Your goal: Every record should be written out exactly, with the pictures left out.

Record excerpts:
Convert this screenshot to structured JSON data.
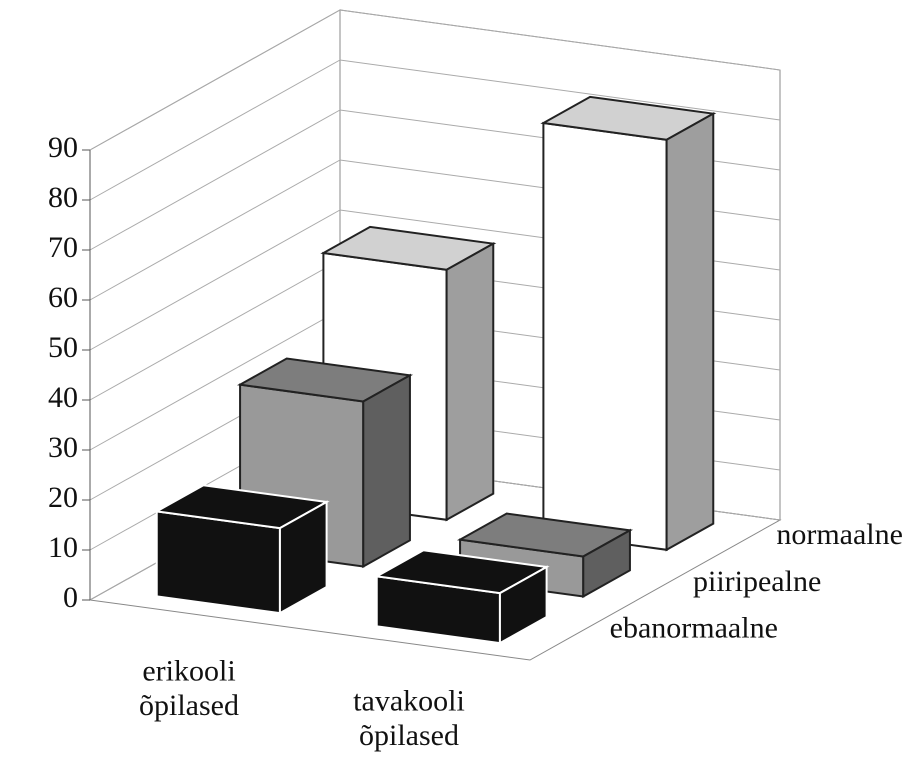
{
  "chart_data": {
    "type": "bar3d",
    "categories": [
      "erikooli õpilased",
      "tavakooli õpilased"
    ],
    "series": [
      {
        "name": "ebanormaalne",
        "color": "#111111",
        "values": [
          17,
          10
        ]
      },
      {
        "name": "piiripealne",
        "color": "#999999",
        "values": [
          33,
          8
        ]
      },
      {
        "name": "normaalne",
        "color": "#ffffff",
        "values": [
          50,
          82
        ]
      }
    ],
    "ylim": [
      0,
      90
    ],
    "yticks": [
      0,
      10,
      20,
      30,
      40,
      50,
      60,
      70,
      80,
      90
    ],
    "grid": true
  }
}
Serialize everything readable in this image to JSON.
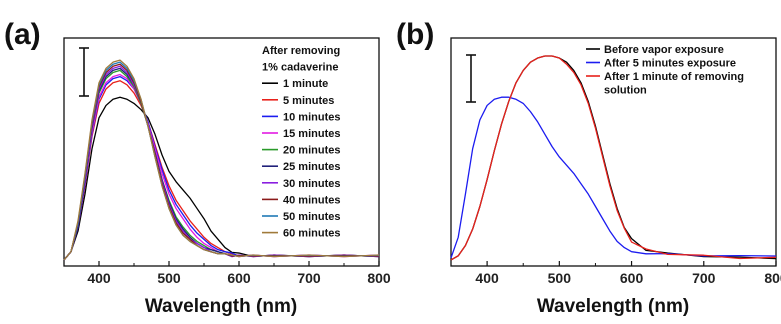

Written solution:
Convert this screenshot to structured JSON data.
{
  "chart_data": {
    "type": "bar3d",
    "categories": [
      "erikooli õpilased",
      "tavakooli õpilased"
    ],
    "series": [
      {
        "name": "ebanormaalne",
        "color": "#111111",
        "values": [
          17,
          10
        ]
      },
      {
        "name": "piiripealne",
        "color": "#999999",
        "values": [
          33,
          8
        ]
      },
      {
        "name": "normaalne",
        "color": "#ffffff",
        "values": [
          50,
          82
        ]
      }
    ],
    "ylim": [
      0,
      90
    ],
    "yticks": [
      0,
      10,
      20,
      30,
      40,
      50,
      60,
      70,
      80,
      90
    ],
    "grid": true
  }
}
Serialize everything readable in this image to JSON.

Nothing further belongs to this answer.